• [Task details] Every entry needs to be reproduced exactly.

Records
:::
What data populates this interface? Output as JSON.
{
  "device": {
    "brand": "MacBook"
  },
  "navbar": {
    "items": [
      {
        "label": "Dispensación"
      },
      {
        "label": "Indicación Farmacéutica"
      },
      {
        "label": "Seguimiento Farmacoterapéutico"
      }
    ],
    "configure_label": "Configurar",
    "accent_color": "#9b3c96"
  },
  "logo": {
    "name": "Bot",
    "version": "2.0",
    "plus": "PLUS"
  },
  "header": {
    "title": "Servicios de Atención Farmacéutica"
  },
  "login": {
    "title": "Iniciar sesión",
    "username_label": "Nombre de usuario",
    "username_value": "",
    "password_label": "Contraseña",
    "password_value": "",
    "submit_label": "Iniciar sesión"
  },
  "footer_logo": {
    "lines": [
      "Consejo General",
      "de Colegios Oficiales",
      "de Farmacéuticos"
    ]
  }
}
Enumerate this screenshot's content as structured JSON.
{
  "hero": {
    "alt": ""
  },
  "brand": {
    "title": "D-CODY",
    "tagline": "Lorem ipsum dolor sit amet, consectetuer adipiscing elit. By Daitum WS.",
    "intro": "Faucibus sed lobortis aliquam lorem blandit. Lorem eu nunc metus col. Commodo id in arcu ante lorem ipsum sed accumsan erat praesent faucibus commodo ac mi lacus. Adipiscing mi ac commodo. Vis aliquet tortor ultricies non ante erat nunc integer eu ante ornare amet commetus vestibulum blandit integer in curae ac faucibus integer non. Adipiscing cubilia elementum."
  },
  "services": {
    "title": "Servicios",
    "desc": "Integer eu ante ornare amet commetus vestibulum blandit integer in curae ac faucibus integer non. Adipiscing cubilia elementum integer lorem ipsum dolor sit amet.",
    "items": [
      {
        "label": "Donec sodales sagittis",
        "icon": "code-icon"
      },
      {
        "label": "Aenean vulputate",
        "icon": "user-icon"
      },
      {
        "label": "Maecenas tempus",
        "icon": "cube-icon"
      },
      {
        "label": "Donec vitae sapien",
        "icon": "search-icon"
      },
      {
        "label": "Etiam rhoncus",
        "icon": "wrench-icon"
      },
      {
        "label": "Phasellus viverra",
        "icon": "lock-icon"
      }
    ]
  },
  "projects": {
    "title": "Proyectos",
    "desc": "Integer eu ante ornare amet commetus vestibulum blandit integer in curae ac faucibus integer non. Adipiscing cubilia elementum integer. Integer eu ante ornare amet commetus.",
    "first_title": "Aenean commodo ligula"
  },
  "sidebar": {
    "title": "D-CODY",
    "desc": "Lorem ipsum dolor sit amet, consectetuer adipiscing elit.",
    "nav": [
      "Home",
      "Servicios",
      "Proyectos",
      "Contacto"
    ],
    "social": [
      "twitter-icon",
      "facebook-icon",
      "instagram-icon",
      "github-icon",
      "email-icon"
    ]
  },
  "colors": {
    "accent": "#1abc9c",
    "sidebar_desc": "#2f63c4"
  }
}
:::
• [Output of the exercise]
What data populates this interface? Output as JSON.
{
  "device": {
    "brand": "MacBook"
  },
  "navbar": {
    "items": [
      {
        "label": "Dispensación"
      },
      {
        "label": "Indicación Farmacéutica"
      },
      {
        "label": "Seguimiento Farmacoterapéutico"
      }
    ],
    "configure_label": "Configurar",
    "accent_color": "#9b3c96"
  },
  "logo": {
    "name": "Bot",
    "version": "2.0",
    "plus": "PLUS"
  },
  "header": {
    "title": "Servicios de Atención Farmacéutica"
  },
  "login": {
    "title": "Iniciar sesión",
    "username_label": "Nombre de usuario",
    "username_value": "",
    "password_label": "Contraseña",
    "password_value": "",
    "submit_label": "Iniciar sesión"
  },
  "footer_logo": {
    "lines": [
      "Consejo General",
      "de Colegios Oficiales",
      "de Farmacéuticos"
    ]
  }
}
Enumerate this screenshot's content as structured JSON.
{
  "hero": {
    "alt": ""
  },
  "brand": {
    "title": "D-CODY",
    "tagline": "Lorem ipsum dolor sit amet, consectetuer adipiscing elit. By Daitum WS.",
    "intro": "Faucibus sed lobortis aliquam lorem blandit. Lorem eu nunc metus col. Commodo id in arcu ante lorem ipsum sed accumsan erat praesent faucibus commodo ac mi lacus. Adipiscing mi ac commodo. Vis aliquet tortor ultricies non ante erat nunc integer eu ante ornare amet commetus vestibulum blandit integer in curae ac faucibus integer non. Adipiscing cubilia elementum."
  },
  "services": {
    "title": "Servicios",
    "desc": "Integer eu ante ornare amet commetus vestibulum blandit integer in curae ac faucibus integer non. Adipiscing cubilia elementum integer lorem ipsum dolor sit amet.",
    "items": [
      {
        "label": "Donec sodales sagittis",
        "icon": "code-icon"
      },
      {
        "label": "Aenean vulputate",
        "icon": "user-icon"
      },
      {
        "label": "Maecenas tempus",
        "icon": "cube-icon"
      },
      {
        "label": "Donec vitae sapien",
        "icon": "search-icon"
      },
      {
        "label": "Etiam rhoncus",
        "icon": "wrench-icon"
      },
      {
        "label": "Phasellus viverra",
        "icon": "lock-icon"
      }
    ]
  },
  "projects": {
    "title": "Proyectos",
    "desc": "Integer eu ante ornare amet commetus vestibulum blandit integer in curae ac faucibus integer non. Adipiscing cubilia elementum integer. Integer eu ante ornare amet commetus.",
    "first_title": "Aenean commodo ligula"
  },
  "sidebar": {
    "title": "D-CODY",
    "desc": "Lorem ipsum dolor sit amet, consectetuer adipiscing elit.",
    "nav": [
      "Home",
      "Servicios",
      "Proyectos",
      "Contacto"
    ],
    "social": [
      "twitter-icon",
      "facebook-icon",
      "instagram-icon",
      "github-icon",
      "email-icon"
    ]
  },
  "colors": {
    "accent": "#1abc9c",
    "sidebar_desc": "#2f63c4"
  }
}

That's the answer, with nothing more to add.